- [Input data]:
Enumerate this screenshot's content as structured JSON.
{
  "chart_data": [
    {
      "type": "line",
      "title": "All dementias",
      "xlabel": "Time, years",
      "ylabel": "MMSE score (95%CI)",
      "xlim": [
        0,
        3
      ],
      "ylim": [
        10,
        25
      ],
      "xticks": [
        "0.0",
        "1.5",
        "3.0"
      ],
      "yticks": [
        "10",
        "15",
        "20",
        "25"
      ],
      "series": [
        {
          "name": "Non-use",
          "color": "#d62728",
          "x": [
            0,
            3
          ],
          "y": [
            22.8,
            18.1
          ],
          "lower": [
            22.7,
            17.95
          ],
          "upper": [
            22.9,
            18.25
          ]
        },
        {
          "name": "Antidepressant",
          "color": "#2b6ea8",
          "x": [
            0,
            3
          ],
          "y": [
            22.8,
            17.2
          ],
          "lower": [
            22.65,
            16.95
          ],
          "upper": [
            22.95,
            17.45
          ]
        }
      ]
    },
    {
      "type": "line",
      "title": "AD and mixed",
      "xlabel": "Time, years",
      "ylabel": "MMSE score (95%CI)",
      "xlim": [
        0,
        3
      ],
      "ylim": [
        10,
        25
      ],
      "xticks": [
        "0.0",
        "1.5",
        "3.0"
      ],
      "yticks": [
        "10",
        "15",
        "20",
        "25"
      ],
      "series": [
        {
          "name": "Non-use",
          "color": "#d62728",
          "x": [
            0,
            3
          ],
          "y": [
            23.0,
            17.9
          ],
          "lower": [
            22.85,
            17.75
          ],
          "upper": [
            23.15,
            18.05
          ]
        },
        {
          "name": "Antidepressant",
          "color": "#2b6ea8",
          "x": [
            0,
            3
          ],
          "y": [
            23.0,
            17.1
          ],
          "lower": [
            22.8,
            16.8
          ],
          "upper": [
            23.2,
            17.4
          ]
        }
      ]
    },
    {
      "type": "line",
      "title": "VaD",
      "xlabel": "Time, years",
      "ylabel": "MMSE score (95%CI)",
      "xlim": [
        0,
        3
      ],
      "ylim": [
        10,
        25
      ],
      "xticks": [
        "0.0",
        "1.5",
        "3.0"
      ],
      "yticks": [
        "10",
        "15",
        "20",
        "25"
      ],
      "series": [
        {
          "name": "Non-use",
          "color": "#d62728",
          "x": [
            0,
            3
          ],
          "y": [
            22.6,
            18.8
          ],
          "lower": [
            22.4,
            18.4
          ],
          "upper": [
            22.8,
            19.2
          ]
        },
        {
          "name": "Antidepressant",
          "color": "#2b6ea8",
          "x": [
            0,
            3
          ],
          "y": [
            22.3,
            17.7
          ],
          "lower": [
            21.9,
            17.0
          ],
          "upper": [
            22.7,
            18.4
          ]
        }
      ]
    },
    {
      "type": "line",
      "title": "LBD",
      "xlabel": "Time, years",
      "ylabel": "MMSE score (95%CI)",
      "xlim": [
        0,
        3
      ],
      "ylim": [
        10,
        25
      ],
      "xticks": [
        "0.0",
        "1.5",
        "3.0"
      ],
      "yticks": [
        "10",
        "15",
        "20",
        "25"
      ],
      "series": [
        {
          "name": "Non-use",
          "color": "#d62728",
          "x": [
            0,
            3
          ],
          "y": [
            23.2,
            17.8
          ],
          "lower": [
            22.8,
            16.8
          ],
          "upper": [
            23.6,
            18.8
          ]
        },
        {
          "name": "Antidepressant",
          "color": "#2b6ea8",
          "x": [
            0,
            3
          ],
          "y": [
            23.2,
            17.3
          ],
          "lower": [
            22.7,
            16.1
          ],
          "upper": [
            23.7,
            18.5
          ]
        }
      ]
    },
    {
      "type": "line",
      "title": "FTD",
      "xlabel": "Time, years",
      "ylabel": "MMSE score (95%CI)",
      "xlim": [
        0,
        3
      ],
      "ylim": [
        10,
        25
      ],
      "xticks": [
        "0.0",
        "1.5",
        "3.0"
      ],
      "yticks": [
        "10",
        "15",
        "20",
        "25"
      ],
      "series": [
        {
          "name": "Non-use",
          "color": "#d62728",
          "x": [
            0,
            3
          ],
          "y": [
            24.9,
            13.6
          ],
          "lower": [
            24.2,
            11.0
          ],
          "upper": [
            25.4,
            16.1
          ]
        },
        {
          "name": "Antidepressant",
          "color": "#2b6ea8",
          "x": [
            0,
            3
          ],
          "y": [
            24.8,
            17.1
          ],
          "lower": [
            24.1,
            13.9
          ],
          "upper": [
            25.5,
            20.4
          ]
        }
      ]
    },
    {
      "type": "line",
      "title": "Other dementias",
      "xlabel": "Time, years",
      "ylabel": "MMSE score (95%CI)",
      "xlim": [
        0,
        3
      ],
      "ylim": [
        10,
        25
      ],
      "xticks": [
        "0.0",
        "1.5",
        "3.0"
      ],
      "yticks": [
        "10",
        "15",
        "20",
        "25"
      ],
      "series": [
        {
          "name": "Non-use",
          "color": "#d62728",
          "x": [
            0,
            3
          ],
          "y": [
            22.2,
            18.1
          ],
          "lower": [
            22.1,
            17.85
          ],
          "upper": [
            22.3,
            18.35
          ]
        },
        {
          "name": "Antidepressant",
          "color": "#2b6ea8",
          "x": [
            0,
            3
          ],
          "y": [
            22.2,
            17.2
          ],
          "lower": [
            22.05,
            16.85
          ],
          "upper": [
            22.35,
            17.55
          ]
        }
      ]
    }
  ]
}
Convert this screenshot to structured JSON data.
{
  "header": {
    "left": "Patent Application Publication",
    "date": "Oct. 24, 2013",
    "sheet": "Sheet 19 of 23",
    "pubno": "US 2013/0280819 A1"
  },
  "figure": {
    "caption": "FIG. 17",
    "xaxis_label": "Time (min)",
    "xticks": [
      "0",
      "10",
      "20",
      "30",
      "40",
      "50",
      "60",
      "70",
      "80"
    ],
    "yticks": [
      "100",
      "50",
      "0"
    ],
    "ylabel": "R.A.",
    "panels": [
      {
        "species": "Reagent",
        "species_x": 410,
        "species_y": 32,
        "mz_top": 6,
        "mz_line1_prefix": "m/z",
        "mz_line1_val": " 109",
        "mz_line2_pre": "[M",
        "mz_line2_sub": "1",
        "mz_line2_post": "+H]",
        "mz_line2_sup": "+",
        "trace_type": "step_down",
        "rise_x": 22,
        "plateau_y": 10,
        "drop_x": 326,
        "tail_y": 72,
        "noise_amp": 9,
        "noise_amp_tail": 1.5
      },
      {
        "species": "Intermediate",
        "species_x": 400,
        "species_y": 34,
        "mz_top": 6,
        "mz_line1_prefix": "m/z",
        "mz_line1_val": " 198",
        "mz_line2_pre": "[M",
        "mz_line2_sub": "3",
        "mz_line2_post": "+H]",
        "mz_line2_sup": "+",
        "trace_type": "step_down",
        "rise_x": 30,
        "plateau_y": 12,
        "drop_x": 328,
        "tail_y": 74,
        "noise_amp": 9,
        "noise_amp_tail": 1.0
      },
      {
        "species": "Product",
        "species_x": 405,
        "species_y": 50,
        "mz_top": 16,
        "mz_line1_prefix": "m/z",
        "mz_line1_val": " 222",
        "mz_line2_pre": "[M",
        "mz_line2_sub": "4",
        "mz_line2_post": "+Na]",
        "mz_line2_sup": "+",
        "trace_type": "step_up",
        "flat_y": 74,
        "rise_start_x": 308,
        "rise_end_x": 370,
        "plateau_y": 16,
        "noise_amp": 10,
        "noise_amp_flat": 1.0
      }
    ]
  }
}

- [Task details]: Copy all the entries verbatim.

- [Solution to the exercise]:
Enumerate this screenshot's content as structured JSON.
{
  "chart_data": [
    {
      "type": "line",
      "title": "All dementias",
      "xlabel": "Time, years",
      "ylabel": "MMSE score (95%CI)",
      "xlim": [
        0,
        3
      ],
      "ylim": [
        10,
        25
      ],
      "xticks": [
        "0.0",
        "1.5",
        "3.0"
      ],
      "yticks": [
        "10",
        "15",
        "20",
        "25"
      ],
      "series": [
        {
          "name": "Non-use",
          "color": "#d62728",
          "x": [
            0,
            3
          ],
          "y": [
            22.8,
            18.1
          ],
          "lower": [
            22.7,
            17.95
          ],
          "upper": [
            22.9,
            18.25
          ]
        },
        {
          "name": "Antidepressant",
          "color": "#2b6ea8",
          "x": [
            0,
            3
          ],
          "y": [
            22.8,
            17.2
          ],
          "lower": [
            22.65,
            16.95
          ],
          "upper": [
            22.95,
            17.45
          ]
        }
      ]
    },
    {
      "type": "line",
      "title": "AD and mixed",
      "xlabel": "Time, years",
      "ylabel": "MMSE score (95%CI)",
      "xlim": [
        0,
        3
      ],
      "ylim": [
        10,
        25
      ],
      "xticks": [
        "0.0",
        "1.5",
        "3.0"
      ],
      "yticks": [
        "10",
        "15",
        "20",
        "25"
      ],
      "series": [
        {
          "name": "Non-use",
          "color": "#d62728",
          "x": [
            0,
            3
          ],
          "y": [
            23.0,
            17.9
          ],
          "lower": [
            22.85,
            17.75
          ],
          "upper": [
            23.15,
            18.05
          ]
        },
        {
          "name": "Antidepressant",
          "color": "#2b6ea8",
          "x": [
            0,
            3
          ],
          "y": [
            23.0,
            17.1
          ],
          "lower": [
            22.8,
            16.8
          ],
          "upper": [
            23.2,
            17.4
          ]
        }
      ]
    },
    {
      "type": "line",
      "title": "VaD",
      "xlabel": "Time, years",
      "ylabel": "MMSE score (95%CI)",
      "xlim": [
        0,
        3
      ],
      "ylim": [
        10,
        25
      ],
      "xticks": [
        "0.0",
        "1.5",
        "3.0"
      ],
      "yticks": [
        "10",
        "15",
        "20",
        "25"
      ],
      "series": [
        {
          "name": "Non-use",
          "color": "#d62728",
          "x": [
            0,
            3
          ],
          "y": [
            22.6,
            18.8
          ],
          "lower": [
            22.4,
            18.4
          ],
          "upper": [
            22.8,
            19.2
          ]
        },
        {
          "name": "Antidepressant",
          "color": "#2b6ea8",
          "x": [
            0,
            3
          ],
          "y": [
            22.3,
            17.7
          ],
          "lower": [
            21.9,
            17.0
          ],
          "upper": [
            22.7,
            18.4
          ]
        }
      ]
    },
    {
      "type": "line",
      "title": "LBD",
      "xlabel": "Time, years",
      "ylabel": "MMSE score (95%CI)",
      "xlim": [
        0,
        3
      ],
      "ylim": [
        10,
        25
      ],
      "xticks": [
        "0.0",
        "1.5",
        "3.0"
      ],
      "yticks": [
        "10",
        "15",
        "20",
        "25"
      ],
      "series": [
        {
          "name": "Non-use",
          "color": "#d62728",
          "x": [
            0,
            3
          ],
          "y": [
            23.2,
            17.8
          ],
          "lower": [
            22.8,
            16.8
          ],
          "upper": [
            23.6,
            18.8
          ]
        },
        {
          "name": "Antidepressant",
          "color": "#2b6ea8",
          "x": [
            0,
            3
          ],
          "y": [
            23.2,
            17.3
          ],
          "lower": [
            22.7,
            16.1
          ],
          "upper": [
            23.7,
            18.5
          ]
        }
      ]
    },
    {
      "type": "line",
      "title": "FTD",
      "xlabel": "Time, years",
      "ylabel": "MMSE score (95%CI)",
      "xlim": [
        0,
        3
      ],
      "ylim": [
        10,
        25
      ],
      "xticks": [
        "0.0",
        "1.5",
        "3.0"
      ],
      "yticks": [
        "10",
        "15",
        "20",
        "25"
      ],
      "series": [
        {
          "name": "Non-use",
          "color": "#d62728",
          "x": [
            0,
            3
          ],
          "y": [
            24.9,
            13.6
          ],
          "lower": [
            24.2,
            11.0
          ],
          "upper": [
            25.4,
            16.1
          ]
        },
        {
          "name": "Antidepressant",
          "color": "#2b6ea8",
          "x": [
            0,
            3
          ],
          "y": [
            24.8,
            17.1
          ],
          "lower": [
            24.1,
            13.9
          ],
          "upper": [
            25.5,
            20.4
          ]
        }
      ]
    },
    {
      "type": "line",
      "title": "Other dementias",
      "xlabel": "Time, years",
      "ylabel": "MMSE score (95%CI)",
      "xlim": [
        0,
        3
      ],
      "ylim": [
        10,
        25
      ],
      "xticks": [
        "0.0",
        "1.5",
        "3.0"
      ],
      "yticks": [
        "10",
        "15",
        "20",
        "25"
      ],
      "series": [
        {
          "name": "Non-use",
          "color": "#d62728",
          "x": [
            0,
            3
          ],
          "y": [
            22.2,
            18.1
          ],
          "lower": [
            22.1,
            17.85
          ],
          "upper": [
            22.3,
            18.35
          ]
        },
        {
          "name": "Antidepressant",
          "color": "#2b6ea8",
          "x": [
            0,
            3
          ],
          "y": [
            22.2,
            17.2
          ],
          "lower": [
            22.05,
            16.85
          ],
          "upper": [
            22.35,
            17.55
          ]
        }
      ]
    }
  ]
}
Convert this screenshot to structured JSON data.
{
  "header": {
    "left": "Patent Application Publication",
    "date": "Oct. 24, 2013",
    "sheet": "Sheet 19 of 23",
    "pubno": "US 2013/0280819 A1"
  },
  "figure": {
    "caption": "FIG. 17",
    "xaxis_label": "Time (min)",
    "xticks": [
      "0",
      "10",
      "20",
      "30",
      "40",
      "50",
      "60",
      "70",
      "80"
    ],
    "yticks": [
      "100",
      "50",
      "0"
    ],
    "ylabel": "R.A.",
    "panels": [
      {
        "species": "Reagent",
        "species_x": 410,
        "species_y": 32,
        "mz_top": 6,
        "mz_line1_prefix": "m/z",
        "mz_line1_val": " 109",
        "mz_line2_pre": "[M",
        "mz_line2_sub": "1",
        "mz_line2_post": "+H]",
        "mz_line2_sup": "+",
        "trace_type": "step_down",
        "rise_x": 22,
        "plateau_y": 10,
        "drop_x": 326,
        "tail_y": 72,
        "noise_amp": 9,
        "noise_amp_tail": 1.5
      },
      {
        "species": "Intermediate",
        "species_x": 400,
        "species_y": 34,
        "mz_top": 6,
        "mz_line1_prefix": "m/z",
        "mz_line1_val": " 198",
        "mz_line2_pre": "[M",
        "mz_line2_sub": "3",
        "mz_line2_post": "+H]",
        "mz_line2_sup": "+",
        "trace_type": "step_down",
        "rise_x": 30,
        "plateau_y": 12,
        "drop_x": 328,
        "tail_y": 74,
        "noise_amp": 9,
        "noise_amp_tail": 1.0
      },
      {
        "species": "Product",
        "species_x": 405,
        "species_y": 50,
        "mz_top": 16,
        "mz_line1_prefix": "m/z",
        "mz_line1_val": " 222",
        "mz_line2_pre": "[M",
        "mz_line2_sub": "4",
        "mz_line2_post": "+Na]",
        "mz_line2_sup": "+",
        "trace_type": "step_up",
        "flat_y": 74,
        "rise_start_x": 308,
        "rise_end_x": 370,
        "plateau_y": 16,
        "noise_amp": 10,
        "noise_amp_flat": 1.0
      }
    ]
  }
}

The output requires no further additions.